Stated exercise:
Copy out every line that contains the word "измерений".
- - - - - - -
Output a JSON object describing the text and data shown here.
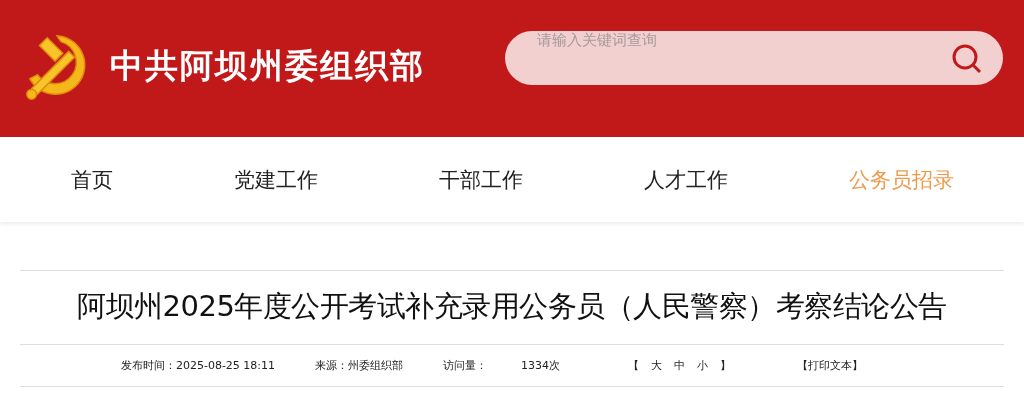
{
  "header": {
    "title": "中共阿坝州委组织部"
  },
  "search": {
    "placeholder": "请输入关键词查询"
  },
  "nav": [
    {
      "label": "首页",
      "selected": false
    },
    {
      "label": "党建工作",
      "selected": false
    },
    {
      "label": "干部工作",
      "selected": false
    },
    {
      "label": "人才工作",
      "selected": false
    },
    {
      "label": "公务员招录",
      "selected": true
    }
  ],
  "article": {
    "title": "阿坝州2025年度公开考试补充录用公务员（人民警察）考察结论公告",
    "meta": {
      "published_label": "发布时间：",
      "published": "2025-08-25 18:11",
      "source": "来源：州委组织部",
      "views_label": "访问量：",
      "views": "1334次",
      "font_size": {
        "open": "【",
        "options": [
          "大",
          "中",
          "小"
        ],
        "close": "】"
      },
      "print": "【打印文本】"
    }
  }
}
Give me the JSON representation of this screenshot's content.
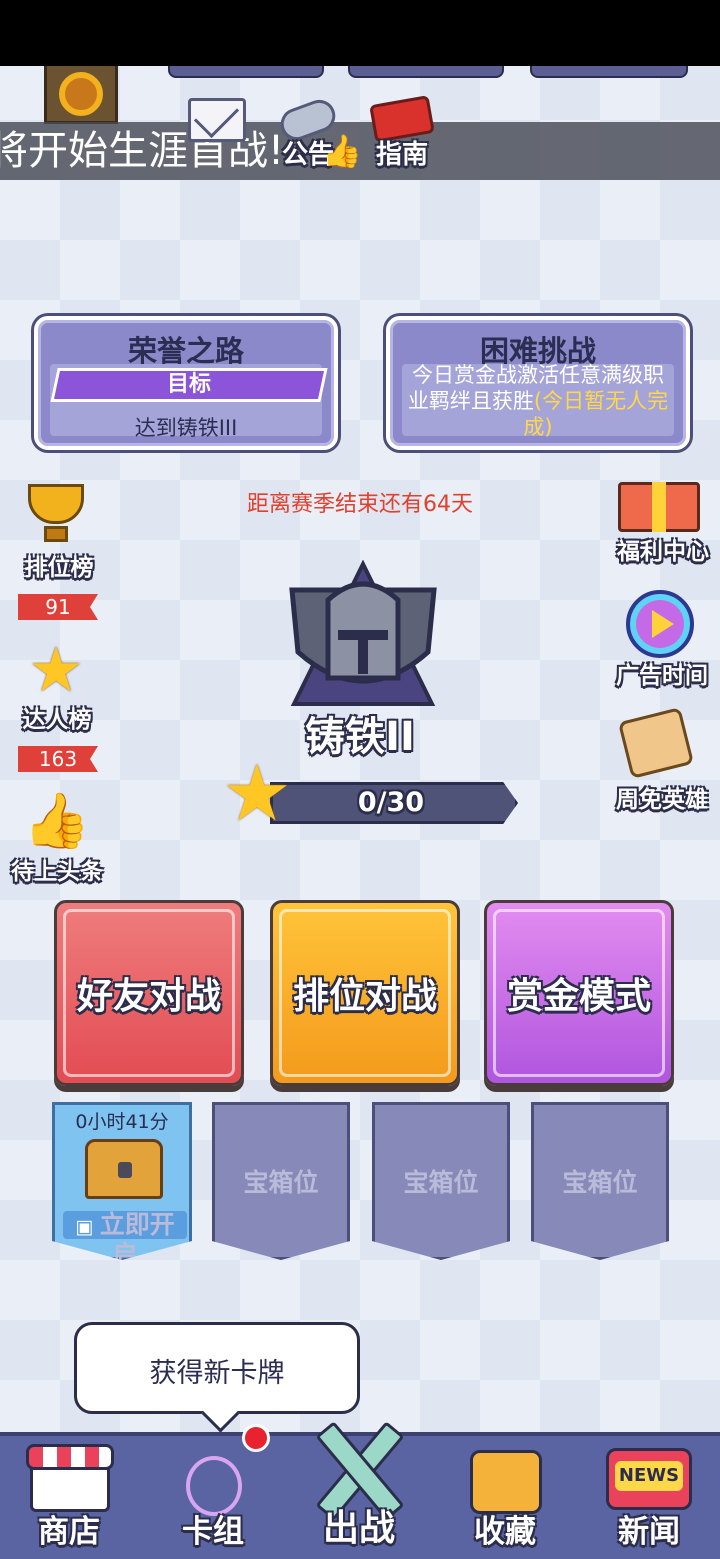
{
  "marquee": {
    "text": "将开始生涯首战!"
  },
  "top_icons": {
    "notice_label": "公告",
    "guide_label": "指南"
  },
  "honor_road": {
    "title": "荣誉之路",
    "goal_label": "目标",
    "requirement": "达到铸铁III"
  },
  "hard_challenge": {
    "title": "困难挑战",
    "desc": "今日赏金战激活任意满级职业羁绊且获胜",
    "status": "(今日暂无人完成)"
  },
  "season": {
    "countdown": "距离赛季结束还有64天"
  },
  "left_side": {
    "leaderboard": {
      "label": "排位榜",
      "badge": "91"
    },
    "experts": {
      "label": "达人榜",
      "badge": "163"
    },
    "headline": {
      "label": "待上头条"
    }
  },
  "right_side": {
    "welfare": "福利中心",
    "ad_time": "广告时间",
    "free_heroes": "周免英雄"
  },
  "rank": {
    "name": "铸铁II",
    "stars": "0/30"
  },
  "modes": {
    "friend": "好友对战",
    "ranked": "排位对战",
    "bounty": "赏金模式"
  },
  "chests": {
    "active": {
      "timer": "0小时41分",
      "action": "立即开启"
    },
    "empty_label": "宝箱位"
  },
  "tooltip": {
    "text": "获得新卡牌"
  },
  "nav": {
    "shop": "商店",
    "deck": "卡组",
    "battle": "出战",
    "collect": "收藏",
    "news": "新闻",
    "news_badge": "NEWS"
  },
  "colors": {
    "accent_red": "#e0402c",
    "bounty_purple": "#b055de",
    "ranked_orange": "#f49a1c",
    "friend_red": "#e24c53"
  }
}
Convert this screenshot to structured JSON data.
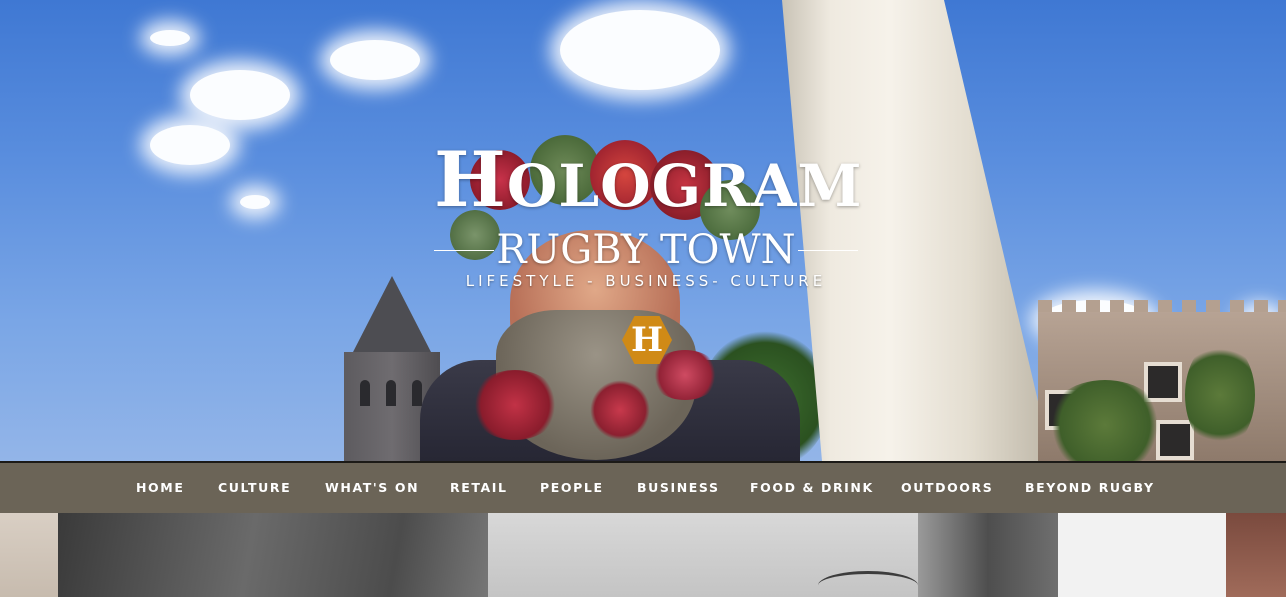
{
  "site": {
    "title_initial": "H",
    "title_rest": "OLOGRAM",
    "subtitle": "RUGBY TOWN",
    "tagline": "LIFESTYLE - BUSINESS- CULTURE",
    "badge_letter": "H",
    "badge_color": "#d08a16"
  },
  "nav": {
    "background": "#6b6457",
    "items": [
      {
        "label": "HOME"
      },
      {
        "label": "CULTURE"
      },
      {
        "label": "WHAT'S ON"
      },
      {
        "label": "RETAIL"
      },
      {
        "label": "PEOPLE"
      },
      {
        "label": "BUSINESS"
      },
      {
        "label": "FOOD & DRINK"
      },
      {
        "label": "OUTDOORS"
      },
      {
        "label": "BEYOND RUGBY"
      }
    ]
  }
}
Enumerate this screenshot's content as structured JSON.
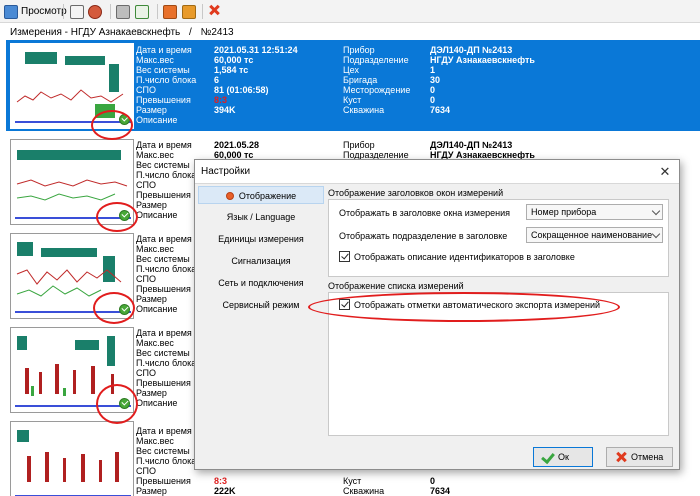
{
  "toolbar": {
    "view_label": "Просмотр"
  },
  "breadcrumb": [
    "Измерения - НГДУ Азнакаевскнефть",
    "/",
    "№2413"
  ],
  "field_labels_left": [
    "Дата и время",
    "Макс.вес",
    "Вес системы",
    "П.число блока",
    "СПО",
    "Превышения",
    "Размер",
    "Описание"
  ],
  "field_labels_right": [
    "Прибор",
    "Подразделение",
    "Цех",
    "Бригада",
    "Месторождение",
    "Куст",
    "Скважина"
  ],
  "records": [
    {
      "left": [
        "2021.05.31 12:51:24",
        "60,000 тс",
        "1,584 тс",
        "6",
        "81 (01:06:58)",
        "8:3",
        "394K",
        ""
      ],
      "right": [
        "ДЭЛ140-ДП №2413",
        "НГДУ Азнакаевскнефть",
        "1",
        "30",
        "0",
        "0",
        "7634"
      ]
    },
    {
      "left": [
        "2021.05.28",
        "60,000 тс",
        "",
        "",
        "",
        "",
        "",
        ""
      ],
      "right": [
        "ДЭЛ140-ДП №2413",
        "НГДУ Азнакаевскнефть",
        "",
        "",
        "",
        "",
        ""
      ]
    },
    {
      "left": [
        "",
        "",
        "",
        "",
        "",
        "",
        "",
        ""
      ],
      "right": [
        "",
        "",
        "",
        "",
        "",
        "",
        ""
      ]
    },
    {
      "left": [
        "",
        "",
        "",
        "",
        "",
        "",
        "",
        ""
      ],
      "right": [
        "",
        "",
        "",
        "",
        "",
        "",
        ""
      ]
    },
    {
      "left": [
        "",
        "",
        "",
        "",
        "",
        "8:3",
        "222K",
        ""
      ],
      "right": [
        "",
        "",
        "",
        "",
        "",
        "0",
        "7634"
      ]
    }
  ],
  "dialog": {
    "title": "Настройки",
    "nav": [
      "Отображение",
      "Язык / Language",
      "Единицы измерения",
      "Сигнализация",
      "Сеть и подключения",
      "Сервисный режим"
    ],
    "group1": {
      "title": "Отображение заголовков окон измерений",
      "opt1_label": "Отображать в заголовке окна измерения",
      "opt1_value": "Номер прибора",
      "opt2_label": "Отображать подразделение в заголовке",
      "opt2_value": "Сокращенное наименование",
      "check_label": "Отображать описание идентификаторов в заголовке"
    },
    "group2": {
      "title": "Отображение списка измерений",
      "check_label": "Отображать отметки автоматического экспорта измерений"
    },
    "ok_label": "Ок",
    "cancel_label": "Отмена"
  },
  "colors": {
    "selection": "#0a78d7",
    "annotation": "#e11d1d",
    "alert": "#e02020"
  }
}
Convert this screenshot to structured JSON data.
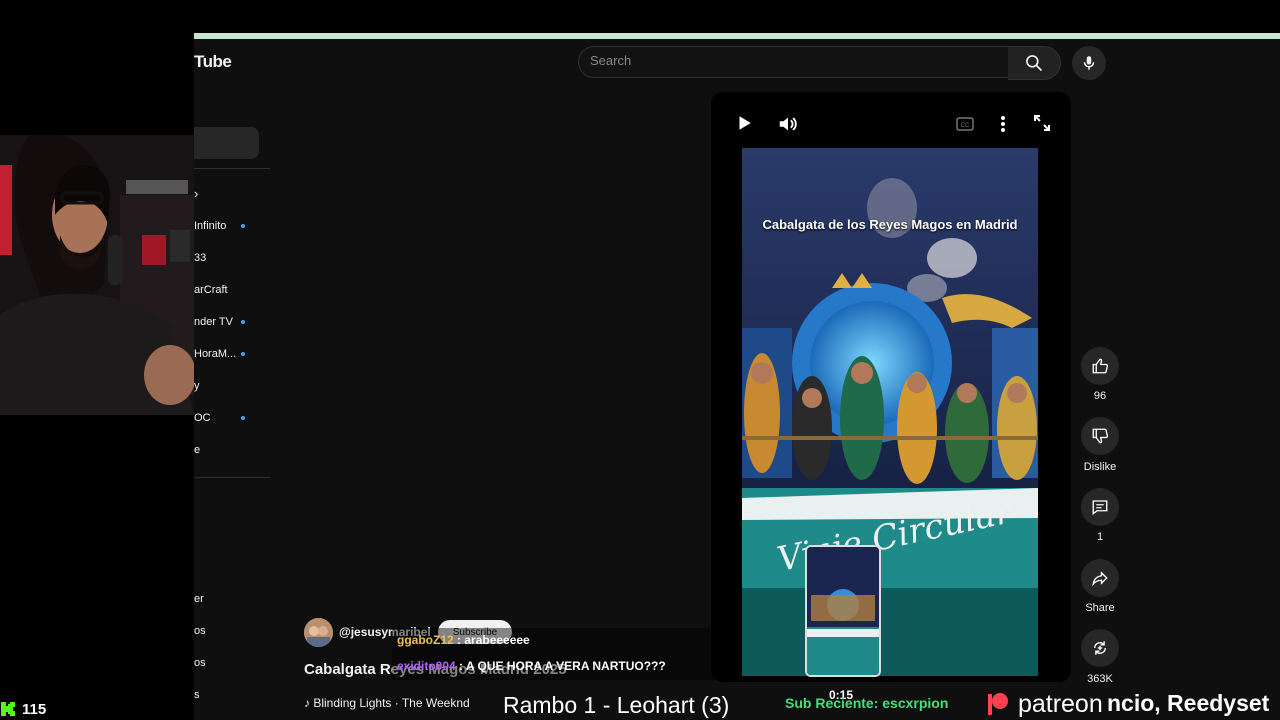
{
  "youtube": {
    "logo_text": "Tube",
    "search_placeholder": "Search"
  },
  "sidebar": {
    "items": [
      {
        "label": "Infinito",
        "dot": true
      },
      {
        "label": "33",
        "dot": false
      },
      {
        "label": "arCraft",
        "dot": false
      },
      {
        "label": "nder TV",
        "dot": true
      },
      {
        "label": "HoraM...",
        "dot": true
      },
      {
        "label": "y",
        "dot": false
      },
      {
        "label": "OC",
        "dot": true
      },
      {
        "label": "e",
        "dot": false
      }
    ],
    "lower_items": [
      "er",
      "os",
      "os",
      "s"
    ]
  },
  "video": {
    "overlay_title": "Cabalgata de los Reyes Magos en Madrid",
    "preview_time": "0:15"
  },
  "actions": {
    "likes": "96",
    "dislike": "Dislike",
    "comments": "1",
    "share": "Share",
    "remix_count": "363K"
  },
  "channel": {
    "handle": "@jesusymaribel",
    "subscribe": "Subscribe"
  },
  "short": {
    "title": "Cabalgata Reyes Magos Madrid 2025",
    "music": "Blinding Lights · The Weeknd"
  },
  "stream_overlay": {
    "chat": [
      {
        "user": "ggaboZ12",
        "message": "arabeeeeee",
        "color": "#f0c050"
      },
      {
        "user": "exidito004",
        "message": "A QUE HORA A VERA NARTUO???",
        "color": "#b060ff"
      }
    ],
    "now_playing": "Rambo 1 - Leohart (3)",
    "sub_recent": "Sub Reciente: escxrpion",
    "patreon": "patreon",
    "ticker": "ncio, Reedyset",
    "kick_viewers": "115",
    "kick_color": "#53fc18",
    "patreon_color": "#ff424d"
  }
}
- - - - - - -
Expected output:
      "title": "Отображение заголовков окон измерений",
      "title": "Отображение списка измерений",
      "check_label": "Отображать отметки автоматического экспорта измерений"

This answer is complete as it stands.